• _Short exercise_: Copy out every line of the records below word for word, leaving out the pictures.

....

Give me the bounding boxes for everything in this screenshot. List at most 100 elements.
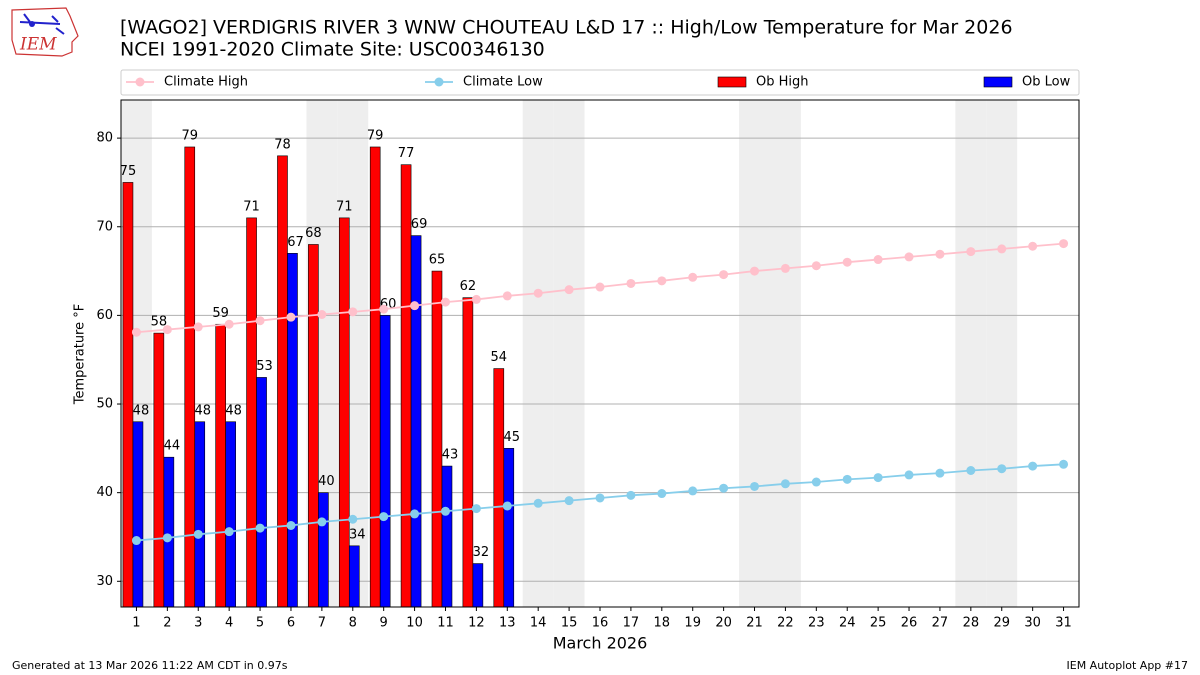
data-label: 78 [274,137,291,152]
marker [502,291,512,301]
marker [348,307,358,317]
marker [286,312,296,322]
marker [935,468,945,478]
x-tick-label: 1 [132,616,140,631]
data-label: 48 [133,403,150,418]
x-tick-label: 28 [963,616,980,631]
marker [780,263,790,273]
bar [132,421,144,608]
bar [277,155,288,608]
logo-icon [19,13,65,35]
x-tick-label: 19 [684,616,701,631]
highlight-band [955,100,987,607]
data-label: 71 [243,199,260,214]
bar [379,315,391,608]
data-label: 62 [460,279,477,294]
data-label: 45 [504,430,521,445]
bar [246,217,257,608]
marker [873,255,883,265]
chart-title: [WAGO2] VERDIGRIS RIVER 3 WNW CHOUTEAU L… [120,17,1013,39]
marker [657,276,667,286]
marker [966,247,976,257]
x-tick-label: 3 [194,616,202,631]
y-tick-label: 50 [96,397,113,412]
marker [719,270,729,280]
bar [472,563,484,608]
marker [317,310,327,319]
marker [997,464,1007,474]
chart-subtitle: NCEI 1991-2020 Climate Site: USC00346130 [120,39,545,61]
data-label: 48 [194,403,211,418]
x-axis-label: March 2026 [553,634,648,653]
marker [1028,241,1038,251]
marker [379,304,389,314]
y-tick-label: 40 [96,485,113,500]
marker [904,470,914,480]
x-tick-label: 4 [225,616,233,631]
bar [153,332,165,608]
marker [502,501,512,511]
marker [1059,459,1069,469]
x-tick-label: 14 [530,616,547,631]
bar [369,146,381,608]
bar [256,377,267,608]
marker [193,529,203,539]
marker [162,533,172,543]
bar [308,244,319,608]
data-label: 67 [287,235,304,250]
legend-swatch [983,76,1013,88]
marker [533,288,543,298]
marker [1028,461,1038,471]
bar [338,217,350,608]
bar [462,297,474,608]
y-tick-label: 60 [96,308,113,323]
marker [966,466,976,475]
marker [688,486,698,496]
highlight-band [739,100,770,607]
data-label: 34 [349,527,366,542]
legend-label: Climate High [164,75,248,90]
legend-box [120,69,1080,96]
marker [471,504,481,514]
x-tick-label: 12 [468,616,485,631]
x-tick-label: 20 [715,616,732,631]
data-label: 79 [181,128,198,143]
x-tick-label: 7 [318,616,326,631]
bar [163,456,175,608]
data-label: 69 [411,217,428,232]
marker [811,477,821,487]
marker [379,512,389,522]
bar [431,270,443,608]
x-tick-label: 15 [561,616,578,631]
data-label: 65 [429,253,446,268]
footer-right: IEM Autoplot App #17 [1067,659,1189,672]
marker [131,536,141,546]
data-label: 77 [398,146,415,161]
highlight-band [769,100,801,607]
marker [440,506,450,516]
bar [122,182,134,608]
marker [471,294,481,304]
bar [400,164,412,608]
marker [410,509,420,519]
x-tick-label: 6 [287,616,295,631]
marker [162,325,172,335]
data-label: 58 [151,315,168,330]
marker [688,272,698,282]
data-label: 43 [442,448,459,463]
bar [410,235,422,608]
x-tick-label: 18 [654,616,671,631]
legend-label: Ob High [756,75,809,90]
marker [719,483,729,493]
data-label: 59 [212,306,229,321]
marker [595,282,605,292]
logo-outline [11,7,79,57]
x-tick-label: 27 [932,616,949,631]
bar [225,421,236,608]
logo: IEM [11,7,79,57]
legend-marker [135,77,145,87]
y-tick-label: 70 [96,219,113,234]
x-tick-label: 30 [1024,616,1041,631]
x-tick-label: 31 [1055,616,1072,631]
marker [935,249,945,259]
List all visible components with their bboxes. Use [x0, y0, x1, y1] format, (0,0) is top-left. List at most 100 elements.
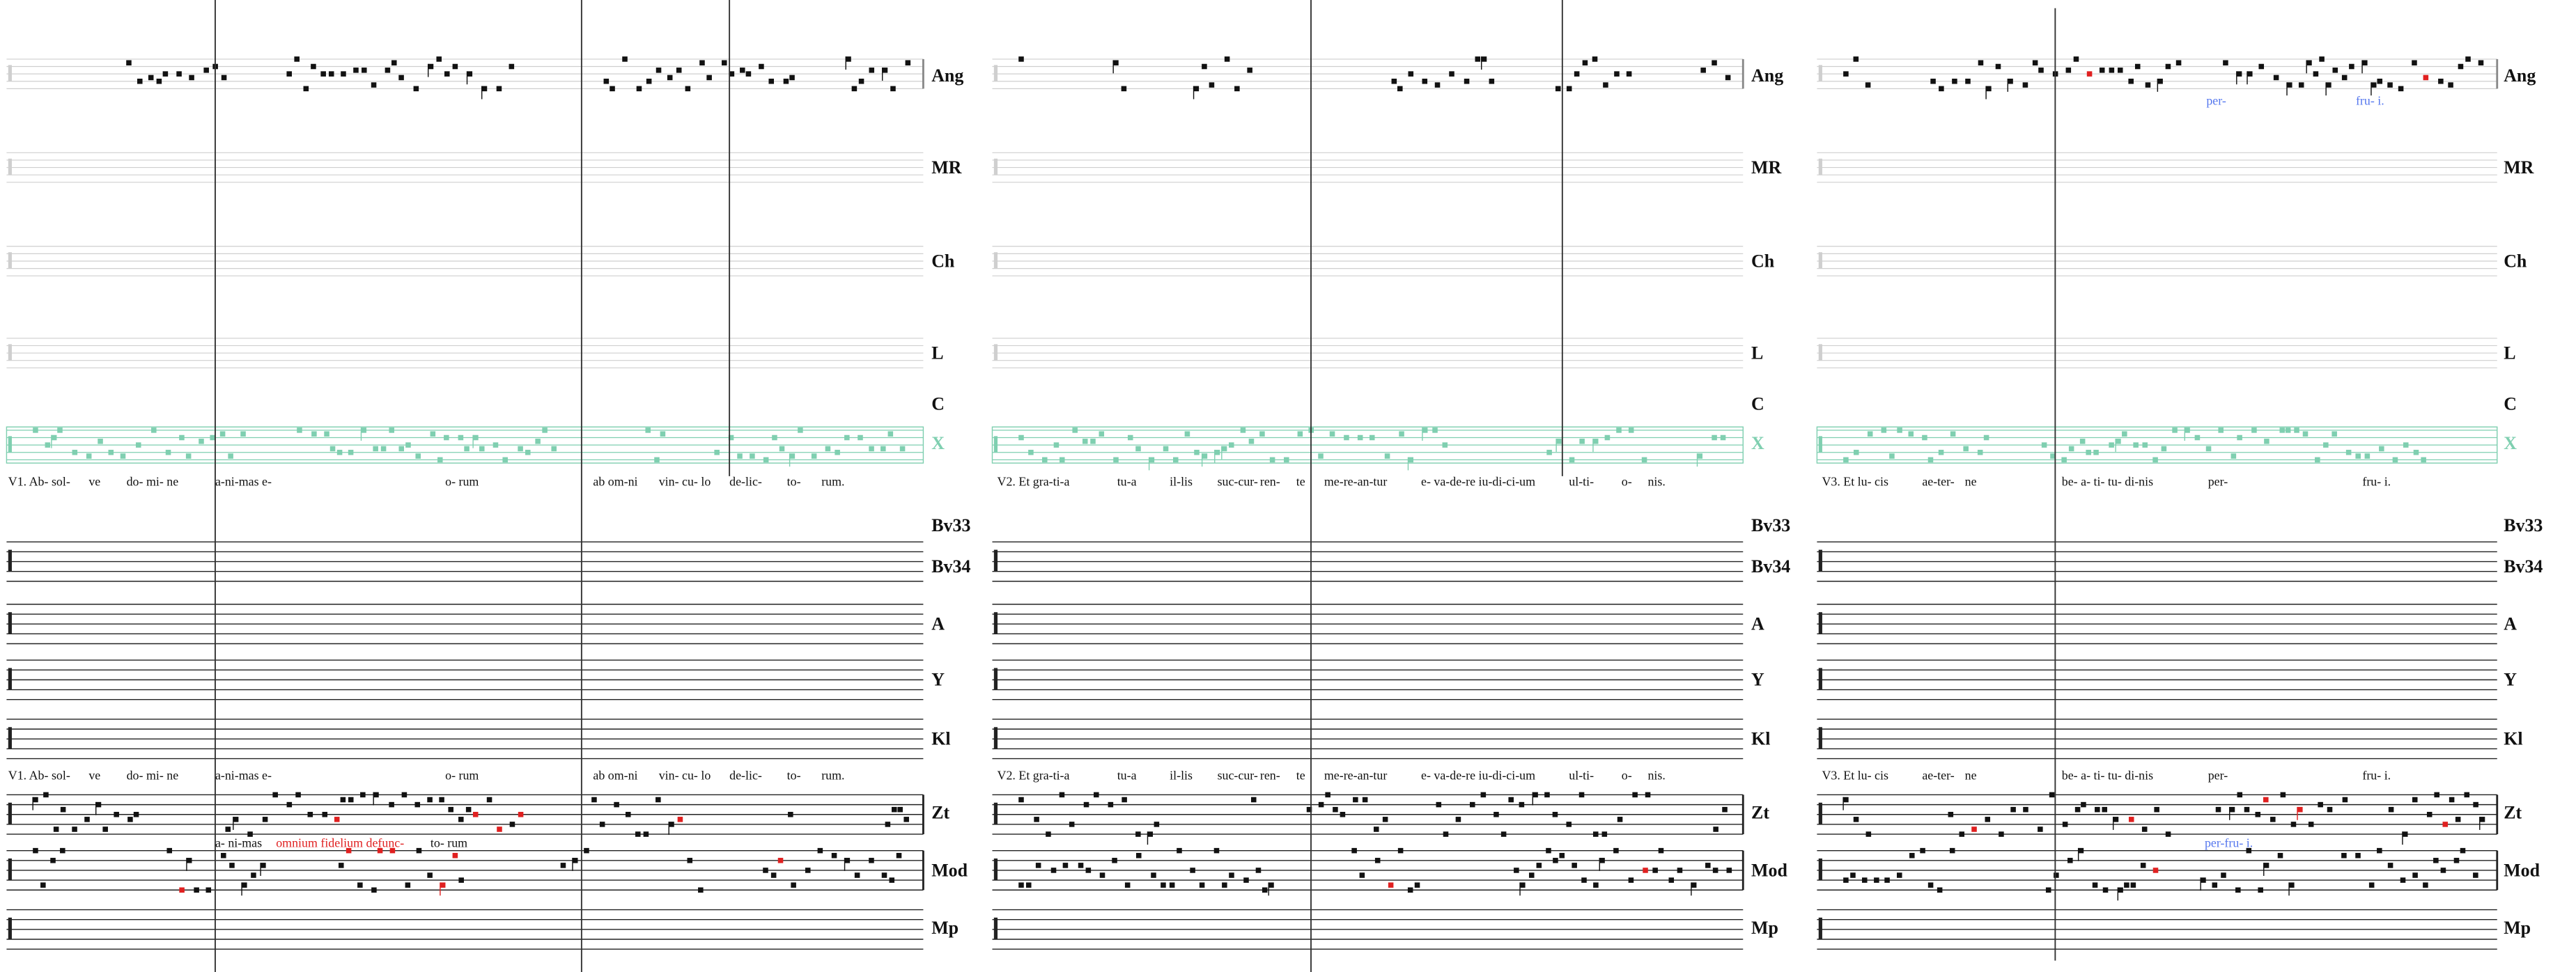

....

• _Full answer_:
Give me the bounding boxes for everything in this screenshot. List at most 100 elements.
data-label: 78 [274,137,291,152]
marker [502,291,512,301]
marker [348,307,358,317]
marker [286,312,296,322]
marker [935,468,945,478]
x-tick-label: 1 [132,616,140,631]
data-label: 48 [133,403,150,418]
x-tick-label: 28 [963,616,980,631]
marker [780,263,790,273]
bar [132,421,144,608]
bar [277,155,288,608]
logo-icon [19,13,65,35]
x-tick-label: 19 [684,616,701,631]
highlight-band [955,100,987,607]
data-label: 71 [243,199,260,214]
bar [379,315,391,608]
data-label: 62 [460,279,477,294]
data-label: 45 [504,430,521,445]
bar [246,217,257,608]
marker [873,255,883,265]
chart-title: [WAGO2] VERDIGRIS RIVER 3 WNW CHOUTEAU L… [120,17,1013,39]
marker [657,276,667,286]
marker [966,247,976,257]
x-tick-label: 3 [194,616,202,631]
y-tick-label: 50 [96,397,113,412]
marker [719,270,729,280]
bar [472,563,484,608]
marker [317,310,327,319]
marker [997,464,1007,474]
chart-subtitle: NCEI 1991-2020 Climate Site: USC00346130 [120,39,545,61]
data-label: 48 [194,403,211,418]
x-axis-label: March 2026 [553,634,648,653]
marker [1028,241,1038,251]
marker [379,304,389,314]
y-tick-label: 40 [96,485,113,500]
marker [904,470,914,480]
x-tick-label: 4 [225,616,233,631]
bar [153,332,165,608]
marker [502,501,512,511]
marker [1059,459,1069,469]
x-tick-label: 14 [530,616,547,631]
bar [369,146,381,608]
bar [256,377,267,608]
marker [193,529,203,539]
marker [162,533,172,543]
bar [308,244,319,608]
data-label: 67 [287,235,304,250]
legend-swatch [983,76,1013,88]
marker [533,288,543,298]
marker [1028,461,1038,471]
bar [338,217,350,608]
bar [462,297,474,608]
y-tick-label: 60 [96,308,113,323]
marker [966,466,976,475]
marker [688,486,698,496]
highlight-band [739,100,770,607]
data-label: 34 [349,527,366,542]
legend-label: Climate High [164,75,248,90]
legend-box [120,69,1080,96]
marker [471,504,481,514]
x-tick-label: 12 [468,616,485,631]
x-tick-label: 20 [715,616,732,631]
data-label: 79 [181,128,198,143]
x-tick-label: 7 [318,616,326,631]
bar [163,456,175,608]
data-label: 69 [411,217,428,232]
marker [811,477,821,487]
marker [379,512,389,522]
bar [431,270,443,608]
x-tick-label: 15 [561,616,578,631]
data-label: 65 [429,253,446,268]
footer-right: IEM Autoplot App #17 [1067,659,1189,672]
marker [131,536,141,546]
data-label: 77 [398,146,415,161]
highlight-band [769,100,801,607]
marker [440,506,450,516]
bar [122,182,134,608]
marker [471,294,481,304]
bar [400,164,412,608]
marker [410,509,420,519]
x-tick-label: 6 [287,616,295,631]
marker [162,325,172,335]
data-label: 58 [151,315,168,330]
marker [688,272,698,282]
data-label: 43 [442,448,459,463]
bar [410,235,422,608]
x-tick-label: 18 [654,616,671,631]
legend-label: Ob High [756,75,809,90]
marker [719,483,729,493]
data-label: 59 [212,306,229,321]
marker [595,282,605,292]
logo-outline [11,7,79,57]
x-tick-label: 27 [932,616,949,631]
bar [225,421,236,608]
logo: IEM [11,7,79,57]
legend-marker [135,77,145,87]
y-tick-label: 70 [96,219,113,234]
x-tick-label: 30 [1024,616,1041,631]
x-tick-label: 31 [1055,616,1072,631]
marker [935,249,945,259]
List all visible components with their bboxes. Use [x0, y0, x1, y1] format, (0,0) is top-left. List at most 100 elements.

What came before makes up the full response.